(WHAT TO WORK ON) Copy the rows from the start of the records up to and including the line with "data-point [631, 566, 645, 580]", replacing "data-point" with "point marker" and keeping everything else the same.

(LISTING)

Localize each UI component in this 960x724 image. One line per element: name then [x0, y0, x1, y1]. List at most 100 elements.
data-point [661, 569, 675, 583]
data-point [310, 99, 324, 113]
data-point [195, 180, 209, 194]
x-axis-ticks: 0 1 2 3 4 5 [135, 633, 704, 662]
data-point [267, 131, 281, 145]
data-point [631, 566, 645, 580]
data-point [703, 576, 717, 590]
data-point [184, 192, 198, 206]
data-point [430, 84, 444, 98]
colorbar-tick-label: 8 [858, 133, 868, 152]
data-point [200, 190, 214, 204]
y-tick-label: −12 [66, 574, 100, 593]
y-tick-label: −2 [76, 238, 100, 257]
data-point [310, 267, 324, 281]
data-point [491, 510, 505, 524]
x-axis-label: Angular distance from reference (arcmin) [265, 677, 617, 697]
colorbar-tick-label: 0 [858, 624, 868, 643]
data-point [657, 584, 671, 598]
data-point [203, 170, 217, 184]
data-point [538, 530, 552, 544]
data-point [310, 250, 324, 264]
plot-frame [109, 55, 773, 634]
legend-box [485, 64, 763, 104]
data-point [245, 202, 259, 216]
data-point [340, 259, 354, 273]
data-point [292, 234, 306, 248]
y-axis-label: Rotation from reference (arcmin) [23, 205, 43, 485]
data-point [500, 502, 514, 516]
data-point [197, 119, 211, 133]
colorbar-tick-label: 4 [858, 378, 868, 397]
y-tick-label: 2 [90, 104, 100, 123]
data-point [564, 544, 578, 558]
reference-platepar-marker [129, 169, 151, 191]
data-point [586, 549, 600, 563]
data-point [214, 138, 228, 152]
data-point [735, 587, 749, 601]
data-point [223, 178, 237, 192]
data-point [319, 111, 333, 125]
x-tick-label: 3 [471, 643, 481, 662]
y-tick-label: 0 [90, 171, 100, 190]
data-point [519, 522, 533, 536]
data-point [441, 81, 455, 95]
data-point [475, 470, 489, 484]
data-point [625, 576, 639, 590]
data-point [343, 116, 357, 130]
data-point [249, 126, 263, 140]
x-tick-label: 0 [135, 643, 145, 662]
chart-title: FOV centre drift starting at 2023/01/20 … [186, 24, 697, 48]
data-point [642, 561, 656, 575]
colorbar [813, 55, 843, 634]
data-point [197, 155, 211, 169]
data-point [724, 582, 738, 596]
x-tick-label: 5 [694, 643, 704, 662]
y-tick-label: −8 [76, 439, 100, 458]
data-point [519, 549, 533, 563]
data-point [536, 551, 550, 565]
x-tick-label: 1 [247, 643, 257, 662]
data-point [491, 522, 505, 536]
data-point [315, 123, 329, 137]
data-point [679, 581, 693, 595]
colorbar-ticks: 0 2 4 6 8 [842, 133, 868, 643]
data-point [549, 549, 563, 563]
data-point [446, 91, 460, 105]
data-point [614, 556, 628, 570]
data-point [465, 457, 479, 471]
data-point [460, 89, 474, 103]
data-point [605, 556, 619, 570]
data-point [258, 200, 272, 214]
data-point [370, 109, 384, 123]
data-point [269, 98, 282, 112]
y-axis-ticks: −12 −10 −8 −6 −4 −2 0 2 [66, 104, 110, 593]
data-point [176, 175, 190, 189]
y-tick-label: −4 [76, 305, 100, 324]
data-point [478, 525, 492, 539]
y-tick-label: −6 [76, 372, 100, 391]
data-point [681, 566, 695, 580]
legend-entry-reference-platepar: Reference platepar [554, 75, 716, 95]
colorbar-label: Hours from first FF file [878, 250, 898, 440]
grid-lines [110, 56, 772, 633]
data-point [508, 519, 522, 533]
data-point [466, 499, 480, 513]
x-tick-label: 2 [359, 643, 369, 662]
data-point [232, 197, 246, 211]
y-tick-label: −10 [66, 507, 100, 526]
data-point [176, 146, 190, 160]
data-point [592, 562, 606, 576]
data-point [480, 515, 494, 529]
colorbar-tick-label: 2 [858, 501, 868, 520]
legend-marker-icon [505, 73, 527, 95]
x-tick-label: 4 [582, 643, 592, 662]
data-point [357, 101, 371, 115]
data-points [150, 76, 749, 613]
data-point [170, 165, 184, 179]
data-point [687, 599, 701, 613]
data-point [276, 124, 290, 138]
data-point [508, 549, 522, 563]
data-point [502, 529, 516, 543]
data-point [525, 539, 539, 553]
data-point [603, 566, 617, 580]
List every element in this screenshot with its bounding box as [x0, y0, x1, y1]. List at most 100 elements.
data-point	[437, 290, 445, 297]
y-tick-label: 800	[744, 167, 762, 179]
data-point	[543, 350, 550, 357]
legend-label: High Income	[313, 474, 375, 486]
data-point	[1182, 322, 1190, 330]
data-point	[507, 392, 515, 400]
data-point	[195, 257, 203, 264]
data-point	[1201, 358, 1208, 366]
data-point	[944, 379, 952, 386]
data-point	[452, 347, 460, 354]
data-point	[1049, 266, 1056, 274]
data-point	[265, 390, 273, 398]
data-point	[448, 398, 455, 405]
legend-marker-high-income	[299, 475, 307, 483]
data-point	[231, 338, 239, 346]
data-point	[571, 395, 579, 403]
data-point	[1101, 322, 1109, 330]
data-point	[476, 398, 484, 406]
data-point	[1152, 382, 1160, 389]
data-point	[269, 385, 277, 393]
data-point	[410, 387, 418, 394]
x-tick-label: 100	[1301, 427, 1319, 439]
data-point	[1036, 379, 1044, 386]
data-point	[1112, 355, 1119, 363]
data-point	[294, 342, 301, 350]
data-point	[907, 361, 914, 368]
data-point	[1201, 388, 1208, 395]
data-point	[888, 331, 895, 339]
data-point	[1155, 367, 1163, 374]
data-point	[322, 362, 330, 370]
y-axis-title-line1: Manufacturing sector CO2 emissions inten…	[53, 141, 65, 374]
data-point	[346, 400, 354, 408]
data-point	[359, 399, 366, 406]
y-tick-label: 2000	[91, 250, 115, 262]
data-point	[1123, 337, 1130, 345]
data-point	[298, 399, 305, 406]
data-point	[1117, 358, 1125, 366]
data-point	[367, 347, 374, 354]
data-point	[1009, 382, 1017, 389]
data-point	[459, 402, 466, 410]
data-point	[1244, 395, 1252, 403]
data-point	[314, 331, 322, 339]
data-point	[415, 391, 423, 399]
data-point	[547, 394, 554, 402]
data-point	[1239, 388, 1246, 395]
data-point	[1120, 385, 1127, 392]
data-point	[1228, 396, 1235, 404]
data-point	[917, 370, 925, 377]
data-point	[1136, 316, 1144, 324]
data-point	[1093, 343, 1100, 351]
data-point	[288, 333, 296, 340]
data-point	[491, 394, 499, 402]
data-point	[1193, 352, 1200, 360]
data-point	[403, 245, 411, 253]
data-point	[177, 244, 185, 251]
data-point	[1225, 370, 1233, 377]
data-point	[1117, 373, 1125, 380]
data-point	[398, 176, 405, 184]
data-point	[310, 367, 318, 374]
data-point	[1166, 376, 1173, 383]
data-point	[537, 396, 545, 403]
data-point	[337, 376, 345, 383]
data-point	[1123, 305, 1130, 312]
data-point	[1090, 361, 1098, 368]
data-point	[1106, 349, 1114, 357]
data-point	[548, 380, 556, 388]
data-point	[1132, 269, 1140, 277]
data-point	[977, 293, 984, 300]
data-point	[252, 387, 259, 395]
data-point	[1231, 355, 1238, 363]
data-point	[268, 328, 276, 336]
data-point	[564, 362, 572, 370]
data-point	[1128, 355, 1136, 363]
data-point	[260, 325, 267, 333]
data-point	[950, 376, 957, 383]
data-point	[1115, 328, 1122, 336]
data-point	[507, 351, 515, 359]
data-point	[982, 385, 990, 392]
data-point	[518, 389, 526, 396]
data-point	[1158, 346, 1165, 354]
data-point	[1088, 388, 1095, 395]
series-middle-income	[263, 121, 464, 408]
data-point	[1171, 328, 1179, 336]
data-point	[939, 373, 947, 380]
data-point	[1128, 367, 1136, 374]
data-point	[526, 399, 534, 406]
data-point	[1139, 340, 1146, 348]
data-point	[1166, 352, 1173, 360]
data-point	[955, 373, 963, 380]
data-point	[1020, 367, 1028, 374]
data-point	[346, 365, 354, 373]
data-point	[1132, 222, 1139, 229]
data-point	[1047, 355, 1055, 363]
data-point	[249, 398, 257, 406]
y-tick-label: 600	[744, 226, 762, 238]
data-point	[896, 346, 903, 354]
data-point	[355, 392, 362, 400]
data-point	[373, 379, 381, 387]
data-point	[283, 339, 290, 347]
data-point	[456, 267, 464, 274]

(SOLVED PROBLEM)
Localize each UI component in this 960x724 image. One line per element: name then [x0, y0, x1, y1]. List at most 100 elements.
point marker [661, 569, 675, 583]
point marker [310, 99, 324, 113]
point marker [195, 180, 209, 194]
x-axis-ticks: 0 1 2 3 4 5 [135, 633, 704, 662]
point marker [267, 131, 281, 145]
point marker [631, 566, 645, 580]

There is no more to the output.